-- start of Dataset entries --

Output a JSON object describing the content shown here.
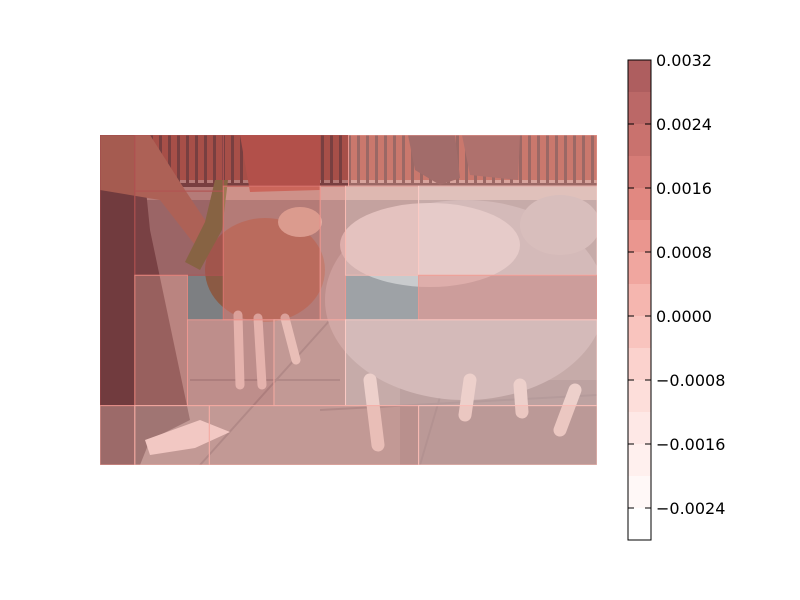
{
  "chart_data": {
    "type": "heatmap",
    "title": "",
    "xlabel": "",
    "ylabel": "",
    "background_image": {
      "subject": "photo",
      "palette": {
        "pavement": "#7d7f82",
        "pavement_dark": "#555a60",
        "wall": "#9a4a3a",
        "fence": "#2a2426",
        "wool_gray": "#9ea2a6",
        "wool_light": "#c9cbcd",
        "wool_brown": "#8b5a44",
        "leg_white": "#d8d6d2",
        "trousers": "#2b2a30",
        "arm": "#a8755c",
        "bottle": "#4c7a2e",
        "shoe": "#eeeeee"
      }
    },
    "colorbar": {
      "orientation": "vertical",
      "vmin": -0.0028,
      "vmax": 0.0032,
      "ticks": [
        0.0032,
        0.0024,
        0.0016,
        0.0008,
        0.0,
        -0.0008,
        -0.0016,
        -0.0024
      ],
      "tick_labels": [
        "0.0032",
        "0.0024",
        "0.0016",
        "0.0008",
        "0.0000",
        "−0.0008",
        "−0.0016",
        "−0.0024"
      ],
      "levels": [
        -0.0028,
        -0.0024,
        -0.002,
        -0.0016,
        -0.0012,
        -0.0008,
        -0.0004,
        0.0,
        0.0004,
        0.0008,
        0.0012,
        0.0016,
        0.002,
        0.0024,
        0.0028,
        0.0032
      ],
      "colors": [
        "#ffffff",
        "#fff7f6",
        "#ffeeec",
        "#fee5e2",
        "#fdd9d5",
        "#fbccc6",
        "#f8bcb5",
        "#f4aca4",
        "#ee9a92",
        "#e7887f",
        "#dd7870",
        "#d06a64",
        "#c15e5a",
        "#b25352",
        "#a34849"
      ]
    },
    "overlay": {
      "opacity": 0.58,
      "cells": [
        {
          "x0": 0.0,
          "x1": 0.07,
          "y0": 0.0,
          "y1": 0.82,
          "value": 0.0032
        },
        {
          "x0": 0.07,
          "x1": 0.248,
          "y0": 0.0,
          "y1": 0.17,
          "value": 0.0028
        },
        {
          "x0": 0.248,
          "x1": 0.5,
          "y0": 0.0,
          "y1": 0.155,
          "value": 0.0026
        },
        {
          "x0": 0.5,
          "x1": 1.0,
          "y0": 0.0,
          "y1": 0.155,
          "value": 0.0006
        },
        {
          "x0": 0.07,
          "x1": 0.248,
          "y0": 0.17,
          "y1": 0.425,
          "value": 0.0028
        },
        {
          "x0": 0.248,
          "x1": 0.443,
          "y0": 0.155,
          "y1": 0.56,
          "value": 0.0014
        },
        {
          "x0": 0.443,
          "x1": 0.494,
          "y0": 0.155,
          "y1": 0.56,
          "value": 0.0008
        },
        {
          "x0": 0.07,
          "x1": 0.176,
          "y0": 0.425,
          "y1": 0.82,
          "value": 0.0012
        },
        {
          "x0": 0.176,
          "x1": 0.35,
          "y0": 0.56,
          "y1": 0.82,
          "value": 0.0008
        },
        {
          "x0": 0.35,
          "x1": 0.494,
          "y0": 0.56,
          "y1": 0.82,
          "value": 0.0004
        },
        {
          "x0": 0.494,
          "x1": 0.641,
          "y0": 0.155,
          "y1": 0.425,
          "value": -0.0002
        },
        {
          "x0": 0.641,
          "x1": 1.0,
          "y0": 0.155,
          "y1": 0.425,
          "value": -0.0006
        },
        {
          "x0": 0.641,
          "x1": 1.0,
          "y0": 0.425,
          "y1": 0.56,
          "value": 0.0008
        },
        {
          "x0": 0.494,
          "x1": 1.0,
          "y0": 0.56,
          "y1": 0.82,
          "value": -0.0004
        },
        {
          "x0": 0.0,
          "x1": 0.07,
          "y0": 0.82,
          "y1": 1.0,
          "value": 0.0006
        },
        {
          "x0": 0.07,
          "x1": 0.22,
          "y0": 0.82,
          "y1": 1.0,
          "value": 0.0004
        },
        {
          "x0": 0.22,
          "x1": 0.641,
          "y0": 0.82,
          "y1": 1.0,
          "value": 0.0002
        },
        {
          "x0": 0.641,
          "x1": 1.0,
          "y0": 0.82,
          "y1": 1.0,
          "value": -0.0002
        }
      ]
    }
  }
}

-- end of Dataset entries --

Work required ▸ Repeat the listing above exactly, with no pictures.

Response to the exercise ▸
Output a JSON object describing the content shown here.
{
  "chart_data": {
    "type": "heatmap",
    "title": "",
    "xlabel": "",
    "ylabel": "",
    "background_image": {
      "subject": "photo",
      "palette": {
        "pavement": "#7d7f82",
        "pavement_dark": "#555a60",
        "wall": "#9a4a3a",
        "fence": "#2a2426",
        "wool_gray": "#9ea2a6",
        "wool_light": "#c9cbcd",
        "wool_brown": "#8b5a44",
        "leg_white": "#d8d6d2",
        "trousers": "#2b2a30",
        "arm": "#a8755c",
        "bottle": "#4c7a2e",
        "shoe": "#eeeeee"
      }
    },
    "colorbar": {
      "orientation": "vertical",
      "vmin": -0.0028,
      "vmax": 0.0032,
      "ticks": [
        0.0032,
        0.0024,
        0.0016,
        0.0008,
        0.0,
        -0.0008,
        -0.0016,
        -0.0024
      ],
      "tick_labels": [
        "0.0032",
        "0.0024",
        "0.0016",
        "0.0008",
        "0.0000",
        "−0.0008",
        "−0.0016",
        "−0.0024"
      ],
      "levels": [
        -0.0028,
        -0.0024,
        -0.002,
        -0.0016,
        -0.0012,
        -0.0008,
        -0.0004,
        0.0,
        0.0004,
        0.0008,
        0.0012,
        0.0016,
        0.002,
        0.0024,
        0.0028,
        0.0032
      ],
      "colors": [
        "#ffffff",
        "#fff7f6",
        "#ffeeec",
        "#fee5e2",
        "#fdd9d5",
        "#fbccc6",
        "#f8bcb5",
        "#f4aca4",
        "#ee9a92",
        "#e7887f",
        "#dd7870",
        "#d06a64",
        "#c15e5a",
        "#b25352",
        "#a34849"
      ]
    },
    "overlay": {
      "opacity": 0.58,
      "cells": [
        {
          "x0": 0.0,
          "x1": 0.07,
          "y0": 0.0,
          "y1": 0.82,
          "value": 0.0032
        },
        {
          "x0": 0.07,
          "x1": 0.248,
          "y0": 0.0,
          "y1": 0.17,
          "value": 0.0028
        },
        {
          "x0": 0.248,
          "x1": 0.5,
          "y0": 0.0,
          "y1": 0.155,
          "value": 0.0026
        },
        {
          "x0": 0.5,
          "x1": 1.0,
          "y0": 0.0,
          "y1": 0.155,
          "value": 0.0006
        },
        {
          "x0": 0.07,
          "x1": 0.248,
          "y0": 0.17,
          "y1": 0.425,
          "value": 0.0028
        },
        {
          "x0": 0.248,
          "x1": 0.443,
          "y0": 0.155,
          "y1": 0.56,
          "value": 0.0014
        },
        {
          "x0": 0.443,
          "x1": 0.494,
          "y0": 0.155,
          "y1": 0.56,
          "value": 0.0008
        },
        {
          "x0": 0.07,
          "x1": 0.176,
          "y0": 0.425,
          "y1": 0.82,
          "value": 0.0012
        },
        {
          "x0": 0.176,
          "x1": 0.35,
          "y0": 0.56,
          "y1": 0.82,
          "value": 0.0008
        },
        {
          "x0": 0.35,
          "x1": 0.494,
          "y0": 0.56,
          "y1": 0.82,
          "value": 0.0004
        },
        {
          "x0": 0.494,
          "x1": 0.641,
          "y0": 0.155,
          "y1": 0.425,
          "value": -0.0002
        },
        {
          "x0": 0.641,
          "x1": 1.0,
          "y0": 0.155,
          "y1": 0.425,
          "value": -0.0006
        },
        {
          "x0": 0.641,
          "x1": 1.0,
          "y0": 0.425,
          "y1": 0.56,
          "value": 0.0008
        },
        {
          "x0": 0.494,
          "x1": 1.0,
          "y0": 0.56,
          "y1": 0.82,
          "value": -0.0004
        },
        {
          "x0": 0.0,
          "x1": 0.07,
          "y0": 0.82,
          "y1": 1.0,
          "value": 0.0006
        },
        {
          "x0": 0.07,
          "x1": 0.22,
          "y0": 0.82,
          "y1": 1.0,
          "value": 0.0004
        },
        {
          "x0": 0.22,
          "x1": 0.641,
          "y0": 0.82,
          "y1": 1.0,
          "value": 0.0002
        },
        {
          "x0": 0.641,
          "x1": 1.0,
          "y0": 0.82,
          "y1": 1.0,
          "value": -0.0002
        }
      ]
    }
  }
}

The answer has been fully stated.